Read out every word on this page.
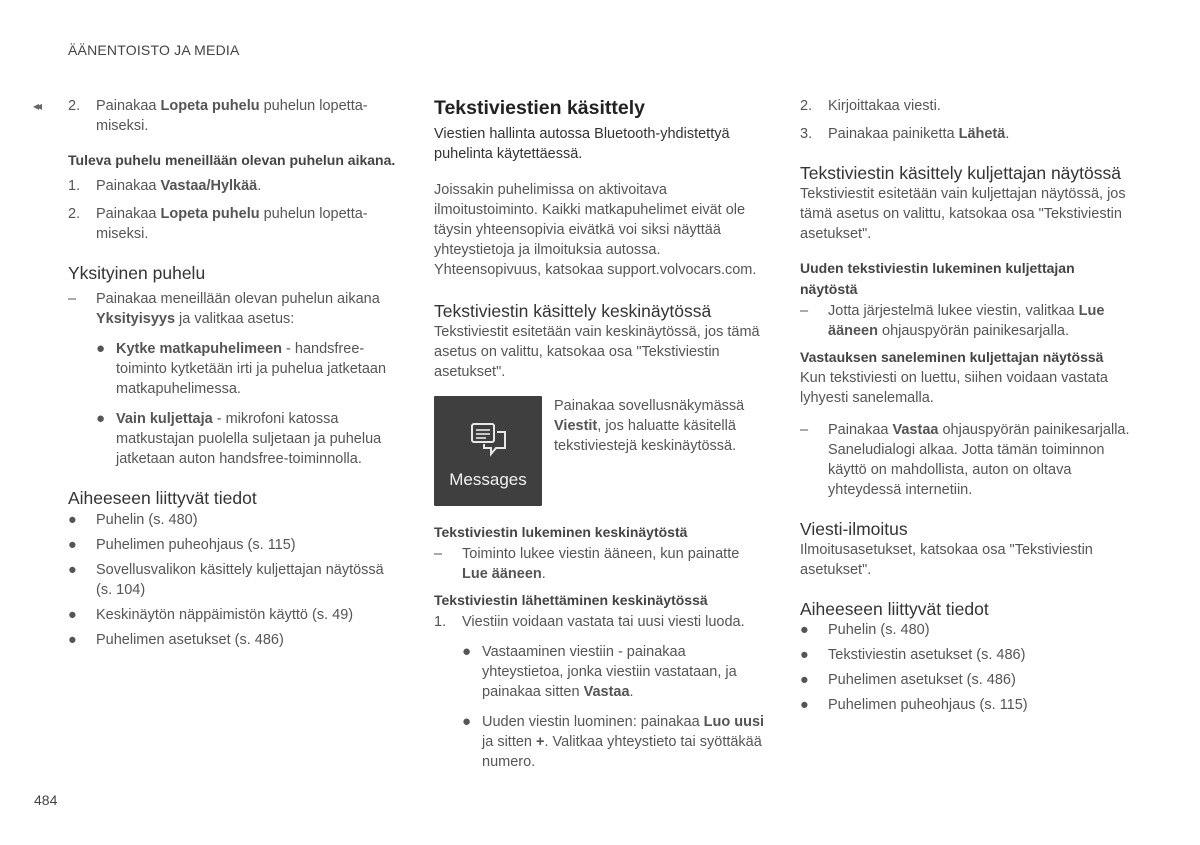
ÄÄNENTOISTO JA MEDIA
◂◂ 2.	Painakaa Lopeta puhelu puhelun lopetta-miseksi.

Tuleva puhelu meneillään olevan puhelun aikana.

1.	Painakaa Vastaa/Hylkää.
2.	Painakaa Lopeta puhelu puhelun lopetta-miseksi.

Yksityinen puhelu

–	Painakaa meneillään olevan puhelun aikana Yksityisyys ja valitkaa asetus:
● Kytke matkapuhelimeen - handsfree-toiminto kytketään irti ja puhelua jatketaan matkapuhelimessa.
● Vain kuljettaja - mikrofoni katossa matkustajan puolella suljetaan ja puhelua jatketaan auton handsfree-toiminnolla.

Aiheeseen liittyvät tiedot

●	Puhelin (s. 480)
●	Puhelimen puheohjaus (s. 115)
●	Sovellusvalikon käsittely kuljettajan näytössä (s. 104)
●	Keskinäytön näppäimistön käyttö (s. 49)
●	Puhelimen asetukset (s. 486)

Tekstiviestien käsittely

Viestien hallinta autossa Bluetooth-yhdistettyä puhelinta käytettäessä.

Joissakin puhelimissa on aktivoitava ilmoitustoiminto. Kaikki matkapuhelimet eivät ole täysin yhteensopivia eivätkä voi siksi näyttää yhteystietoja ja ilmoituksia autossa. Yhteensopivuus, katsokaa support.volvocars.com.

Tekstiviestin käsittely keskinäytössä

Tekstiviestit esitetään vain keskinäytössä, jos tämä asetus on valittu, katsokaa osa "Tekstiviestin asetukset".

Messages

Painakaa sovellusnäkymässä Viestit, jos haluatte käsitellä tekstiviestejä keskinäytössä.

Tekstiviestin lukeminen keskinäytöstä

–	Toiminto lukee viestin ääneen, kun painatte Lue ääneen.

Tekstiviestin lähettäminen keskinäytössä

1.	Viestiin voidaan vastata tai uusi viesti luoda.
● Vastaaminen viestiin - painakaa yhteystietoa, jonka viestiin vastataan, ja painakaa sitten Vastaa.
● Uuden viestin luominen: painakaa Luo uusi ja sitten +. Valitkaa yhteystieto tai syöttäkää numero.
2.	Kirjoittakaa viesti.
3.	Painakaa painiketta Lähetä.

Tekstiviestin käsittely kuljettajan näytössä

Tekstiviestit esitetään vain kuljettajan näytössä, jos tämä asetus on valittu, katsokaa osa "Tekstiviestin asetukset".

Uuden tekstiviestin lukeminen kuljettajan näytöstä

–	Jotta järjestelmä lukee viestin, valitkaa Lue ääneen ohjauspyörän painikesarjalla.

Vastauksen saneleminen kuljettajan näytössä

Kun tekstiviesti on luettu, siihen voidaan vastata lyhyesti sanelemalla.

–	Painakaa Vastaa ohjauspyörän painikesarjalla. Saneludialogi alkaa. Jotta tämän toiminnon käyttö on mahdollista, auton on oltava yhteydessä internetiin.

Viesti-ilmoitus

Ilmoitusasetukset, katsokaa osa "Tekstiviestin asetukset".

Aiheeseen liittyvät tiedot

●	Puhelin (s. 480)
●	Tekstiviestin asetukset (s. 486)
●	Puhelimen asetukset (s. 486)
●	Puhelimen puheohjaus (s. 115)
484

OBJECTIVE
Filter the data for the string "handsfree" and copy every line that has it.

RESPONSE TO THIS EXERCISE
● Kytke matkapuhelimeen - handsfree-toiminto kytketään irti ja puhelua jatketaan matkapuhelimessa.
● Vain kuljettaja - mikrofoni katossa matkustajan puolella suljetaan ja puhelua jatketaan auton handsfree-toiminnolla.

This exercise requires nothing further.